§ **RECORDS TO USE**
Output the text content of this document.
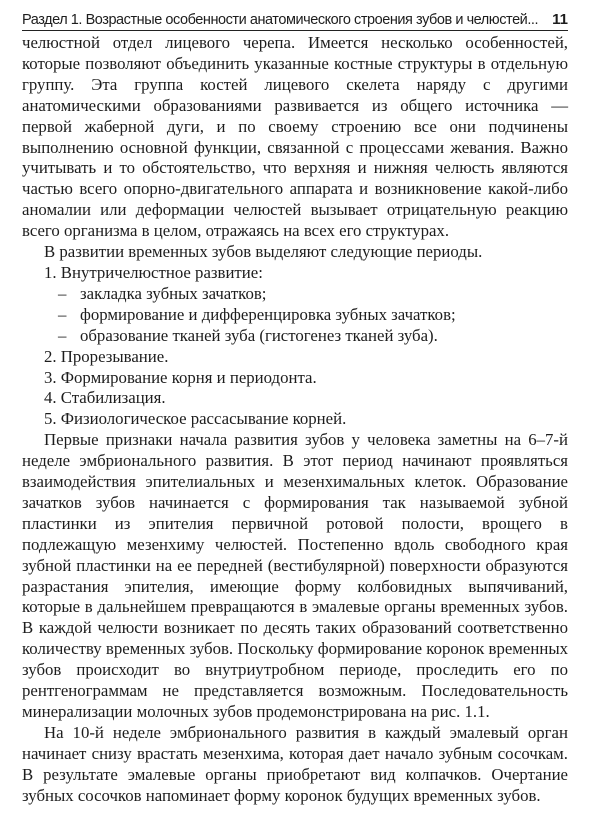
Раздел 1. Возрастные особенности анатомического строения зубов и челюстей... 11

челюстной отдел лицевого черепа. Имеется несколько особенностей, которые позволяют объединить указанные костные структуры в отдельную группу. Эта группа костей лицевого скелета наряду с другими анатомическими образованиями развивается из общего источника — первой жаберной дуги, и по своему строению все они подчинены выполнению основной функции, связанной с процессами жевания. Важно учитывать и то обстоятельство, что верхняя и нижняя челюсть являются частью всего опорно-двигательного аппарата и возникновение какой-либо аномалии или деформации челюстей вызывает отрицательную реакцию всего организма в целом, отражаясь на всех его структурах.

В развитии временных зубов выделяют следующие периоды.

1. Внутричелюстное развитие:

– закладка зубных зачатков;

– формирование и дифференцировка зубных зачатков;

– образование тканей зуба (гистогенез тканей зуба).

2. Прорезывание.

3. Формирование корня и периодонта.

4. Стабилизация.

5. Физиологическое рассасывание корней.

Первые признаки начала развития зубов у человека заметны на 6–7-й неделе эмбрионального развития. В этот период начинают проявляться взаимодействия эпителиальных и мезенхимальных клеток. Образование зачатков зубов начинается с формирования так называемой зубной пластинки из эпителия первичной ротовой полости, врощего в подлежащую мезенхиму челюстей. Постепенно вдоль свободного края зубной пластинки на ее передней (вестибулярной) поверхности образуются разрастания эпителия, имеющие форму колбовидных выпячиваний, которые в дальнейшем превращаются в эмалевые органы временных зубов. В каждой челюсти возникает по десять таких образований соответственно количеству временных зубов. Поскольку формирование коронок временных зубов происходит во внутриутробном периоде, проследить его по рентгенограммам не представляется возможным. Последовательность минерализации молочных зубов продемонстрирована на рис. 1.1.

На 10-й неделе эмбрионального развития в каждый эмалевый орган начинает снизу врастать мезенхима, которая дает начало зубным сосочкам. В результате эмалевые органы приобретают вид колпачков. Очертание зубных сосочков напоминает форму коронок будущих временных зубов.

§ **AIM**
Scan the material for lines with the word "зубных", and copy each line you find.

§ **SOLVED EXERCISE**
– закладка зубных зачатков;
– формирование и дифференцировка зубных зачатков;
На 10-й неделе эмбрионального развития в каждый эмалевый орган начинает снизу врастать мезенхима, которая дает начало зубным сосочкам. В результате эмалевые органы приобретают вид колпачков. Очертание зубных сосочков напоминает форму коронок будущих временных зубов.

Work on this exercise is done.